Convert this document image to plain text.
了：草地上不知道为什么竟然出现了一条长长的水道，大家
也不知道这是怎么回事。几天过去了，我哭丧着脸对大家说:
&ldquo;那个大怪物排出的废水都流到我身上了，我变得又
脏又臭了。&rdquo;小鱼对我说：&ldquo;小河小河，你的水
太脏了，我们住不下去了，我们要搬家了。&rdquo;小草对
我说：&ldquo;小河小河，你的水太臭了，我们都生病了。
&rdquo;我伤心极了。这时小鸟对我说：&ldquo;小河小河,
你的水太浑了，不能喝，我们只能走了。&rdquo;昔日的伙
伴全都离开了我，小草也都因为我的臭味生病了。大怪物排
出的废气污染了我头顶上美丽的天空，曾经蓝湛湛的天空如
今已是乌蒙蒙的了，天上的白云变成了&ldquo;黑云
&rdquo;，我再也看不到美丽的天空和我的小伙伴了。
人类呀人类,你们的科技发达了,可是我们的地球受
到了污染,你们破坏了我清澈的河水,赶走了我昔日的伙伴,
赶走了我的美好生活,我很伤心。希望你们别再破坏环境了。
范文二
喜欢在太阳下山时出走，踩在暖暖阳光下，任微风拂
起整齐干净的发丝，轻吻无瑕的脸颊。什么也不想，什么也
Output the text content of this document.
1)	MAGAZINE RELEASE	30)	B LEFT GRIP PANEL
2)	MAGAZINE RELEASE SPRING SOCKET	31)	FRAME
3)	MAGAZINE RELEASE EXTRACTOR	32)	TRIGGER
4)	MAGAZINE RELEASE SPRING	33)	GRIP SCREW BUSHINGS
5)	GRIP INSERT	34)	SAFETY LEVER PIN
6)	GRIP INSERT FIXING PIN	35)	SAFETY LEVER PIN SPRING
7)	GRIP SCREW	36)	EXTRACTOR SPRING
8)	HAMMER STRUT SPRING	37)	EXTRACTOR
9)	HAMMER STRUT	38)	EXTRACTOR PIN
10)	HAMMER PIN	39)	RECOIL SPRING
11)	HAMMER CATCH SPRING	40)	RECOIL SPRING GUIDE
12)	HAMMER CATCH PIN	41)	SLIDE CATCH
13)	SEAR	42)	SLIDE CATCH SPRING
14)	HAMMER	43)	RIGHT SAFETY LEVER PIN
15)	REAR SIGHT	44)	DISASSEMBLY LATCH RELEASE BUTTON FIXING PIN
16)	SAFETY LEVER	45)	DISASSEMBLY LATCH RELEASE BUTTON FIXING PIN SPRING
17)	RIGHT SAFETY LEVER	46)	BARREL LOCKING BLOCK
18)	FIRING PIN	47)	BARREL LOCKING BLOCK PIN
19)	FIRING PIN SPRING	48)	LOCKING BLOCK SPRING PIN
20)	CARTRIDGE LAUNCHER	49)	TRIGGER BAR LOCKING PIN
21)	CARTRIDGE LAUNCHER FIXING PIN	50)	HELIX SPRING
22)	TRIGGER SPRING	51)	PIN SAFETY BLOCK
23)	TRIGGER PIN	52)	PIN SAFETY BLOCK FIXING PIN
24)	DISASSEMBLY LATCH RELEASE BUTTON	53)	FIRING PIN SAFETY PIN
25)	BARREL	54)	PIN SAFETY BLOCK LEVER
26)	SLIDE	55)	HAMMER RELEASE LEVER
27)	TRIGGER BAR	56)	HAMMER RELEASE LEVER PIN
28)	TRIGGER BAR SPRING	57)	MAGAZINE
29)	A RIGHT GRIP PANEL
□ □ □ □ □ □ □
▶ **WHAT TO DO**:
Print all of the entries again, exactly as written.

▶ **THE REPLY**:
Convert this document image to plain text.
了：草地上不知道为什么竟然出现了一条长长的水道，大家
也不知道这是怎么回事。几天过去了，我哭丧着脸对大家说:
&ldquo;那个大怪物排出的废水都流到我身上了，我变得又
脏又臭了。&rdquo;小鱼对我说：&ldquo;小河小河，你的水
太脏了，我们住不下去了，我们要搬家了。&rdquo;小草对
我说：&ldquo;小河小河，你的水太臭了，我们都生病了。
&rdquo;我伤心极了。这时小鸟对我说：&ldquo;小河小河,
你的水太浑了，不能喝，我们只能走了。&rdquo;昔日的伙
伴全都离开了我，小草也都因为我的臭味生病了。大怪物排
出的废气污染了我头顶上美丽的天空，曾经蓝湛湛的天空如
今已是乌蒙蒙的了，天上的白云变成了&ldquo;黑云
&rdquo;，我再也看不到美丽的天空和我的小伙伴了。
人类呀人类,你们的科技发达了,可是我们的地球受
到了污染,你们破坏了我清澈的河水,赶走了我昔日的伙伴,
赶走了我的美好生活,我很伤心。希望你们别再破坏环境了。
范文二
喜欢在太阳下山时出走，踩在暖暖阳光下，任微风拂
起整齐干净的发丝，轻吻无瑕的脸颊。什么也不想，什么也
Output the text content of this document.
1)	MAGAZINE RELEASE	30)	B LEFT GRIP PANEL
2)	MAGAZINE RELEASE SPRING SOCKET	31)	FRAME
3)	MAGAZINE RELEASE EXTRACTOR	32)	TRIGGER
4)	MAGAZINE RELEASE SPRING	33)	GRIP SCREW BUSHINGS
5)	GRIP INSERT	34)	SAFETY LEVER PIN
6)	GRIP INSERT FIXING PIN	35)	SAFETY LEVER PIN SPRING
7)	GRIP SCREW	36)	EXTRACTOR SPRING
8)	HAMMER STRUT SPRING	37)	EXTRACTOR
9)	HAMMER STRUT	38)	EXTRACTOR PIN
10)	HAMMER PIN	39)	RECOIL SPRING
11)	HAMMER CATCH SPRING	40)	RECOIL SPRING GUIDE
12)	HAMMER CATCH PIN	41)	SLIDE CATCH
13)	SEAR	42)	SLIDE CATCH SPRING
14)	HAMMER	43)	RIGHT SAFETY LEVER PIN
15)	REAR SIGHT	44)	DISASSEMBLY LATCH RELEASE BUTTON FIXING PIN
16)	SAFETY LEVER	45)	DISASSEMBLY LATCH RELEASE BUTTON FIXING PIN SPRING
17)	RIGHT SAFETY LEVER	46)	BARREL LOCKING BLOCK
18)	FIRING PIN	47)	BARREL LOCKING BLOCK PIN
19)	FIRING PIN SPRING	48)	LOCKING BLOCK SPRING PIN
20)	CARTRIDGE LAUNCHER	49)	TRIGGER BAR LOCKING PIN
21)	CARTRIDGE LAUNCHER FIXING PIN	50)	HELIX SPRING
22)	TRIGGER SPRING	51)	PIN SAFETY BLOCK
23)	TRIGGER PIN	52)	PIN SAFETY BLOCK FIXING PIN
24)	DISASSEMBLY LATCH RELEASE BUTTON	53)	FIRING PIN SAFETY PIN
25)	BARREL	54)	PIN SAFETY BLOCK LEVER
26)	SLIDE	55)	HAMMER RELEASE LEVER
27)	TRIGGER BAR	56)	HAMMER RELEASE LEVER PIN
28)	TRIGGER BAR SPRING	57)	MAGAZINE
29)	A RIGHT GRIP PANEL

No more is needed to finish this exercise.